**PROBLEM DESCRIPTION**: Format every line of the items below as a JSON list of strings, one string per line, leaving out any blank lines.

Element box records
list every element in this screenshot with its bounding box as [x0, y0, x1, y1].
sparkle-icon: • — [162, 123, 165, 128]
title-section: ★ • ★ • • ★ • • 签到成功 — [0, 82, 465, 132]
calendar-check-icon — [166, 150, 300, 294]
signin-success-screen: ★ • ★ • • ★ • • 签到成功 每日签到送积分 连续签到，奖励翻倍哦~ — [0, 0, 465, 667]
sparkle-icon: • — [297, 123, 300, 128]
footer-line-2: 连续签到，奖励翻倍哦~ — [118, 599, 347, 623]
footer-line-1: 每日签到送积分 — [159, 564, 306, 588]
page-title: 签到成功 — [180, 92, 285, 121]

**FINISHED ANSWER**:
[
  "list every element in this screenshot with its bounding box as [x0, y0, x1, y1].",
  "sparkle-icon: • — [162, 123, 165, 128]",
  "title-section: ★ • ★ • • ★ • • 签到成功 — [0, 82, 465, 132]",
  "calendar-check-icon — [166, 150, 300, 294]",
  "signin-success-screen: ★ • ★ • • ★ • • 签到成功 每日签到送积分 连续签到，奖励翻倍哦~ — [0, 0, 465, 667]",
  "sparkle-icon: • — [297, 123, 300, 128]",
  "footer-line-2: 连续签到，奖励翻倍哦~ — [118, 599, 347, 623]",
  "footer-line-1: 每日签到送积分 — [159, 564, 306, 588]",
  "page-title: 签到成功 — [180, 92, 285, 121]"
]